Aim »
Below are entries. Pull out all lines containing "Average".
— START OF Given data —
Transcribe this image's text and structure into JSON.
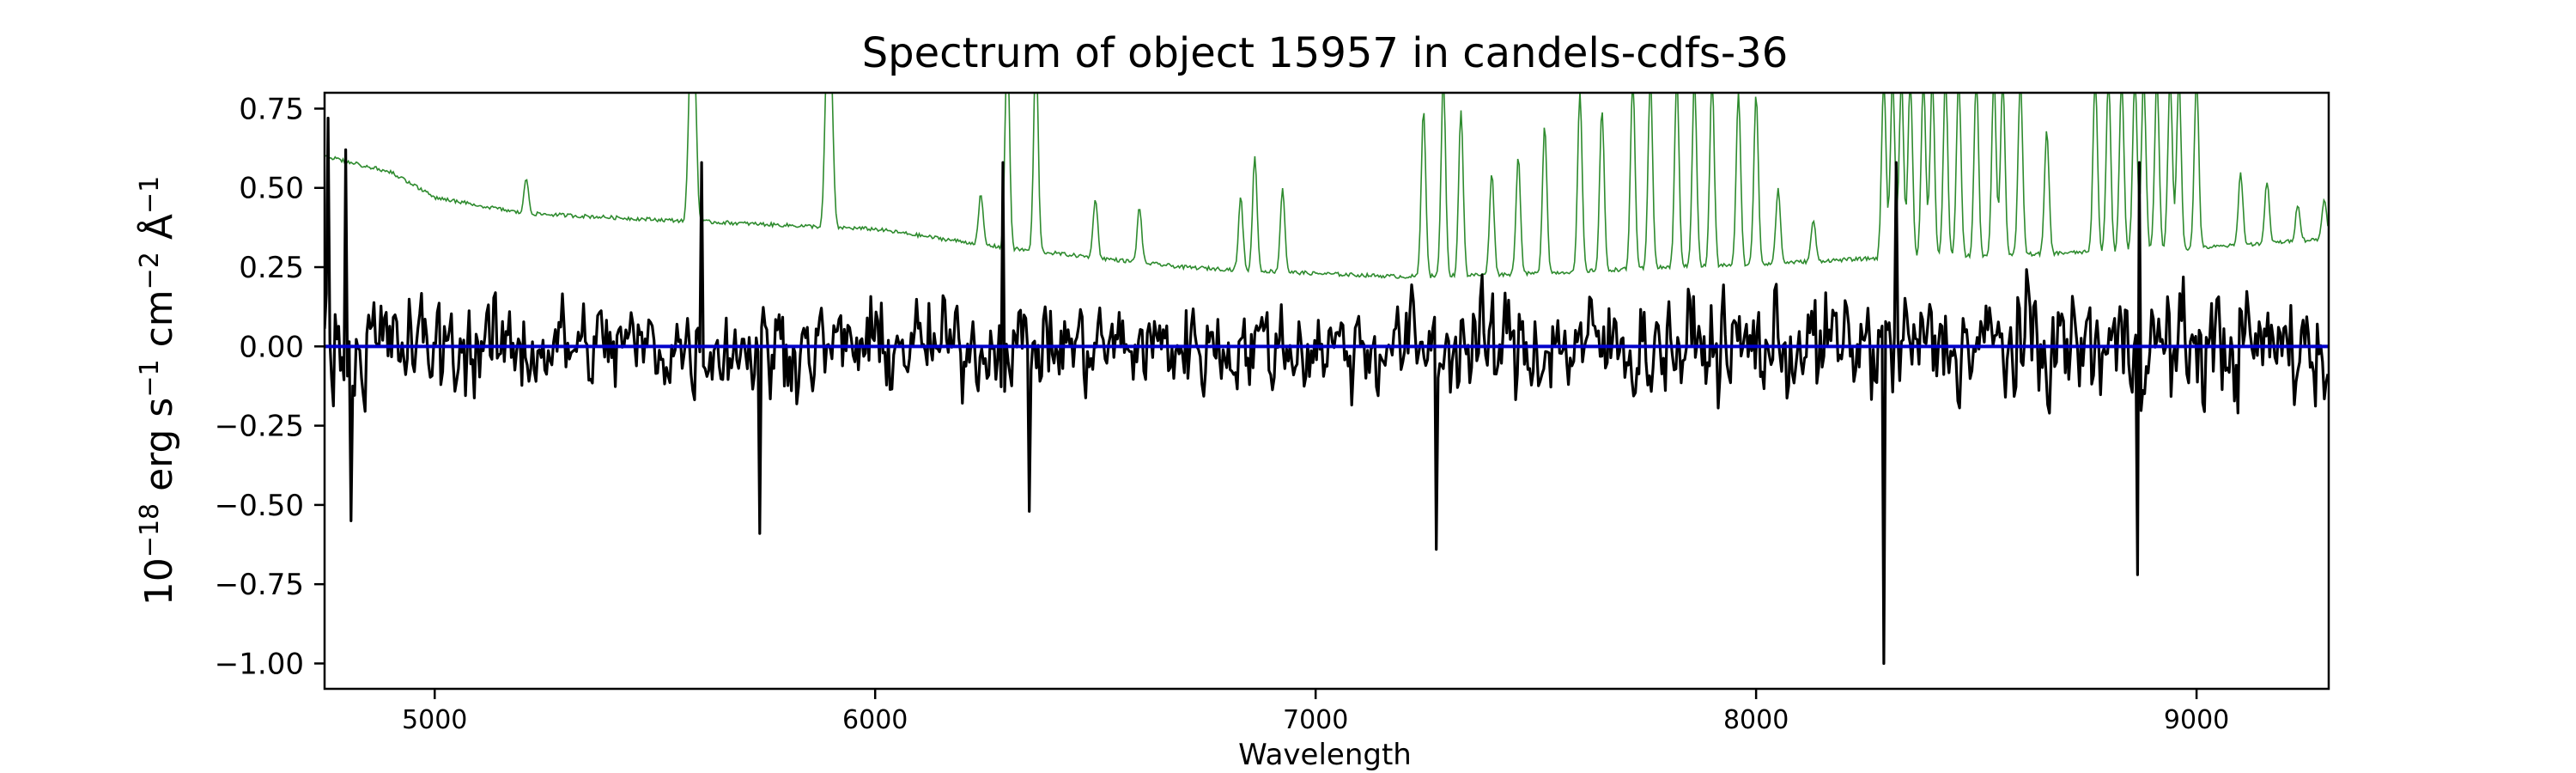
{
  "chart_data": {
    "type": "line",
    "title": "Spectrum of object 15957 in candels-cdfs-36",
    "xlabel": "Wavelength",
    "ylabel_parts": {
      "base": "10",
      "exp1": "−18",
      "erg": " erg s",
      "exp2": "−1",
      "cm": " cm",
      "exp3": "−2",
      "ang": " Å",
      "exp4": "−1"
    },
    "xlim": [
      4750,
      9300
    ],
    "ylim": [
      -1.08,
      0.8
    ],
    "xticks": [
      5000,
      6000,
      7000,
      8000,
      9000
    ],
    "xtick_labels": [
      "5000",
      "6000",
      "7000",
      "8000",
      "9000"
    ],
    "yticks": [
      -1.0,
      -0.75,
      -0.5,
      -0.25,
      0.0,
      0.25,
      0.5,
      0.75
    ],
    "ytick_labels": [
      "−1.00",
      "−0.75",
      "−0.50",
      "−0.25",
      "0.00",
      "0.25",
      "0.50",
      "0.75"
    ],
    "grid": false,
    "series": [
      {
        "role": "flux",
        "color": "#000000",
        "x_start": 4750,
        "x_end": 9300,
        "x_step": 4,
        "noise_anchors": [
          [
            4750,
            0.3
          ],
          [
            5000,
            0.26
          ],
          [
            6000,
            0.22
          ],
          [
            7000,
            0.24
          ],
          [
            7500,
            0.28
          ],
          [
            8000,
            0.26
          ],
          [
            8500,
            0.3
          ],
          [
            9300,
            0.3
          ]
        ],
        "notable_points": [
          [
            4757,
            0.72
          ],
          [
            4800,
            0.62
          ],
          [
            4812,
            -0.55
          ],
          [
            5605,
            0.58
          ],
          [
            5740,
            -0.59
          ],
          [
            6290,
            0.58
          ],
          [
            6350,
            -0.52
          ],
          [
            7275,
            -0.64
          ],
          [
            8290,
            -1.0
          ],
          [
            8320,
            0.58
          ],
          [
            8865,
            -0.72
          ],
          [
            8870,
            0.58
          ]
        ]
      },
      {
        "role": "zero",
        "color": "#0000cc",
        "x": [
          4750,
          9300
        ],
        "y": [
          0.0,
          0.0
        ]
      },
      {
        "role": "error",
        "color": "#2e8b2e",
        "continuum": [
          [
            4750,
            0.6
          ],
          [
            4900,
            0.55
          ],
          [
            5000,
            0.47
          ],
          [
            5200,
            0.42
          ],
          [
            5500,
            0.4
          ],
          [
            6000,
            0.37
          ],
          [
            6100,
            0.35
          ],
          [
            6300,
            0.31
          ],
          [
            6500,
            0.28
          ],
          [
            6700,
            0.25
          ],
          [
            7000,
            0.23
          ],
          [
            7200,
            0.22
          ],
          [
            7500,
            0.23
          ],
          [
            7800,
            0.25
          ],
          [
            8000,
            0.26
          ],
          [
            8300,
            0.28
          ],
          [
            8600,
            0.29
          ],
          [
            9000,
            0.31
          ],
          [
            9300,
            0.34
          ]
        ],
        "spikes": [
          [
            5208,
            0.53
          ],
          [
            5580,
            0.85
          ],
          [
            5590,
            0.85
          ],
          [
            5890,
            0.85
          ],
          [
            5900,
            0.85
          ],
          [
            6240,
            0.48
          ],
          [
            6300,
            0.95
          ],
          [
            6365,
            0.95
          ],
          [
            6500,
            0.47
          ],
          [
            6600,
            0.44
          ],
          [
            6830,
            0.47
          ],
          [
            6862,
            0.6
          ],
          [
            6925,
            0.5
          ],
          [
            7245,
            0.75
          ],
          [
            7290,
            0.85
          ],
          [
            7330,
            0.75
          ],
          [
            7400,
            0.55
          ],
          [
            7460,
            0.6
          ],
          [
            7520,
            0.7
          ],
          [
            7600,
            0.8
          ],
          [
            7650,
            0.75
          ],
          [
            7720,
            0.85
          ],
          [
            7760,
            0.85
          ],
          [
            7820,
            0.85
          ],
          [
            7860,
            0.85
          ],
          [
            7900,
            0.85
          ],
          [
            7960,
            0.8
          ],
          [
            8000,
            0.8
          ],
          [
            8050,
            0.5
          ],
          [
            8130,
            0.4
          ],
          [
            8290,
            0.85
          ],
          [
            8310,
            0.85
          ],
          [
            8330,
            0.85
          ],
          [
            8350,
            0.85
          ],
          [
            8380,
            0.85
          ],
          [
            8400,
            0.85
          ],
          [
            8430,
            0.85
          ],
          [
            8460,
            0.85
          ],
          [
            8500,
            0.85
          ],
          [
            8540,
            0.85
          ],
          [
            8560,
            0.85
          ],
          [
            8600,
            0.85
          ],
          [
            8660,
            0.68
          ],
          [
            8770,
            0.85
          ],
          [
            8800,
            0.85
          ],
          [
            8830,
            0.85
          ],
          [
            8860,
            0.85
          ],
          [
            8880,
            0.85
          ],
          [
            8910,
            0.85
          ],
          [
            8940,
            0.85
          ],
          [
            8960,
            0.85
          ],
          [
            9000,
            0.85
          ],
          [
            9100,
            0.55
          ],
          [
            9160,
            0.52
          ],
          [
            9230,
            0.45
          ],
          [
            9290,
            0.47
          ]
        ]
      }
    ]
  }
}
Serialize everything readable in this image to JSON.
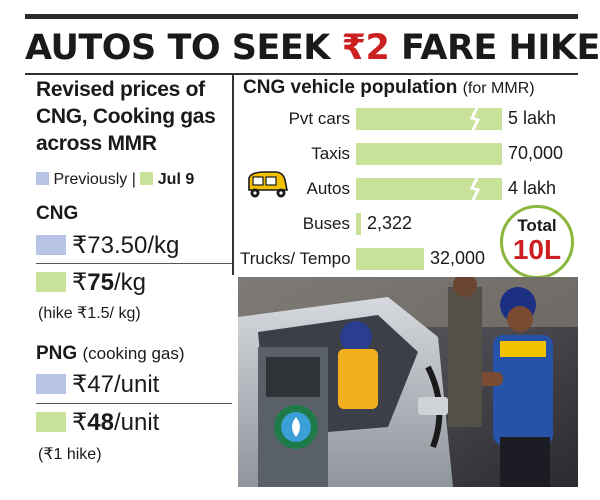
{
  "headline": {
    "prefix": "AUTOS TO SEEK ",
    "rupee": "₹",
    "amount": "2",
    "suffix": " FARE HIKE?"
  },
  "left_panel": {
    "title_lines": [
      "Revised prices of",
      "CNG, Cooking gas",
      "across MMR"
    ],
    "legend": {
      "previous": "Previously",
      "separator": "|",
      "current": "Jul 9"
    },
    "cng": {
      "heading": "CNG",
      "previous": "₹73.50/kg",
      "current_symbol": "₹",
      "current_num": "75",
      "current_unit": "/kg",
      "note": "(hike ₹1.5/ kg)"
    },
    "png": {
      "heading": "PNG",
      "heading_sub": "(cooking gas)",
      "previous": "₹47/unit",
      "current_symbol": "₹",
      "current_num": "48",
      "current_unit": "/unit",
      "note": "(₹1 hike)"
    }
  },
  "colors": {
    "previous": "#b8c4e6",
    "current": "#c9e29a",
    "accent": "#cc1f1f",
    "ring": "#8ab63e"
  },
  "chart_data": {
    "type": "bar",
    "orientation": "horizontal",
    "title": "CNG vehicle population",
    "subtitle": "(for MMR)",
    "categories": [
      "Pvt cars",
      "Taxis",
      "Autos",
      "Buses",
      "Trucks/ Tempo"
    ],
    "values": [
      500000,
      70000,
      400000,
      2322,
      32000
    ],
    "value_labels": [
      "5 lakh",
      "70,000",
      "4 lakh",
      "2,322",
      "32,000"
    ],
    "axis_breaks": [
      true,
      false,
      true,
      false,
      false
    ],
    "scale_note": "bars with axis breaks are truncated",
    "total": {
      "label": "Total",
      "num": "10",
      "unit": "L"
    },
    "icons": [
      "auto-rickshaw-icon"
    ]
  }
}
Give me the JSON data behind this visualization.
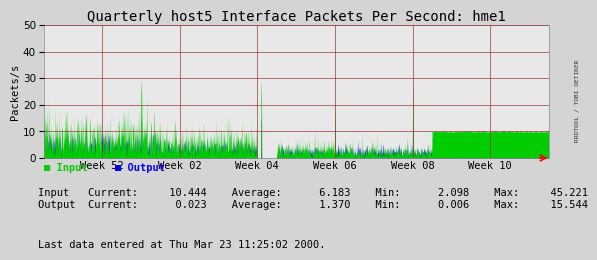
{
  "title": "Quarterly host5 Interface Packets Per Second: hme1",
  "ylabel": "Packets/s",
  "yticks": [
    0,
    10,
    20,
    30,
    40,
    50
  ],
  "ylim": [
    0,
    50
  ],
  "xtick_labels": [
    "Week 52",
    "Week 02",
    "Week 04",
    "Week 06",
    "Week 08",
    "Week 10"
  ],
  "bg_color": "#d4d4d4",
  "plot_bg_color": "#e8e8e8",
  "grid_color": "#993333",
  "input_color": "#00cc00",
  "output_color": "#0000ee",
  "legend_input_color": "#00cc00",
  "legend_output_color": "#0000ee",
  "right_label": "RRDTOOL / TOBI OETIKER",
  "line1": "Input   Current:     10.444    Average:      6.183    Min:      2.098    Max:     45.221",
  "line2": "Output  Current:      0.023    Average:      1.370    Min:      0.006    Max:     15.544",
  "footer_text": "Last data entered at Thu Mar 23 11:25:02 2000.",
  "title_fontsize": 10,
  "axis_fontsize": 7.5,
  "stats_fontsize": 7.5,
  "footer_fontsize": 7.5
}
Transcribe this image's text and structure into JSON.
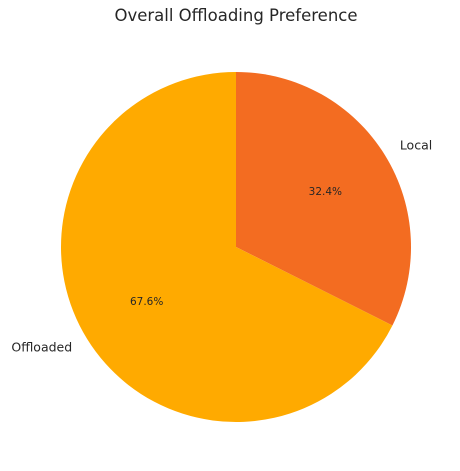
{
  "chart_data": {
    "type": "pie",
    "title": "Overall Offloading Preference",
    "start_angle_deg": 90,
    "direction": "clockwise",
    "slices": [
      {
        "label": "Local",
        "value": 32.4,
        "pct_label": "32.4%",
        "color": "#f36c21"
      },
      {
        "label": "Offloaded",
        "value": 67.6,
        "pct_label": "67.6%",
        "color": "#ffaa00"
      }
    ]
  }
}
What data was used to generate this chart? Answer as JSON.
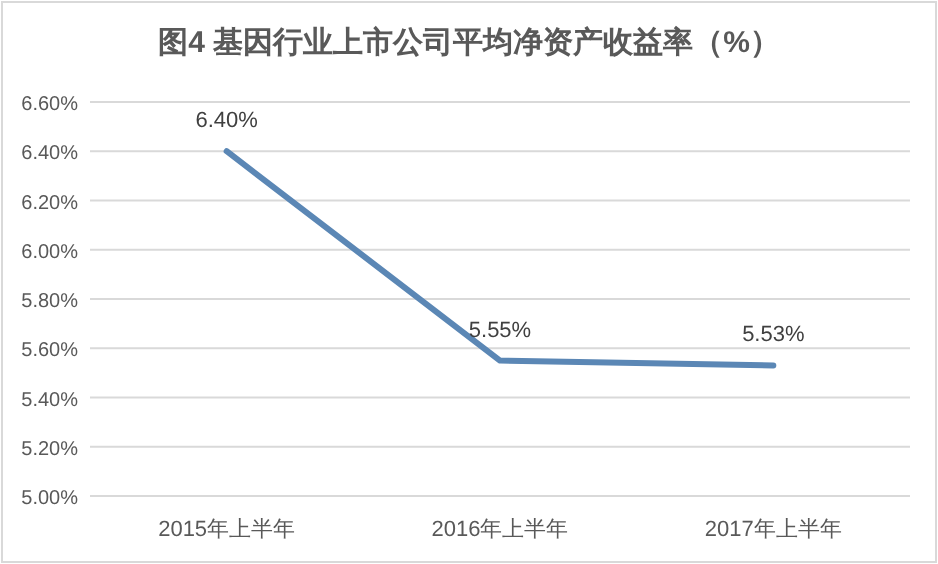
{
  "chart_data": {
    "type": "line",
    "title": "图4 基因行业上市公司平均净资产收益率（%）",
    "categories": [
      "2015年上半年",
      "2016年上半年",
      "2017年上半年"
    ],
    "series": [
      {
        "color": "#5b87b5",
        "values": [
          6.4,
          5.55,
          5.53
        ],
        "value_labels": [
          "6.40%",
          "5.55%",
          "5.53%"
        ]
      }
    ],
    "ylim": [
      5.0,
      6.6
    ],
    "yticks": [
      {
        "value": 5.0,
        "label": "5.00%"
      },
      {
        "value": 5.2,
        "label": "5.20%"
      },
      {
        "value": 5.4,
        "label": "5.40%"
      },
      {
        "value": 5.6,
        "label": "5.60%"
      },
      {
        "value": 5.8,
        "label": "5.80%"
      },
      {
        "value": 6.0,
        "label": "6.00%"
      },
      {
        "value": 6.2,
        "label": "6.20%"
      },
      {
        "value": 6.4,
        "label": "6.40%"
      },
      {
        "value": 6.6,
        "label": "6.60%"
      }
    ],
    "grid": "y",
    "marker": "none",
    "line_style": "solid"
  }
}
— END OF Given data —
Right answer »
  "line1": "Input   Current:     10.444    Average:      6.183    Min:      2.098    Max:     45.221",
  "line2": "Output  Current:      0.023    Average:      1.370    Min:      0.006    Max:     15.544",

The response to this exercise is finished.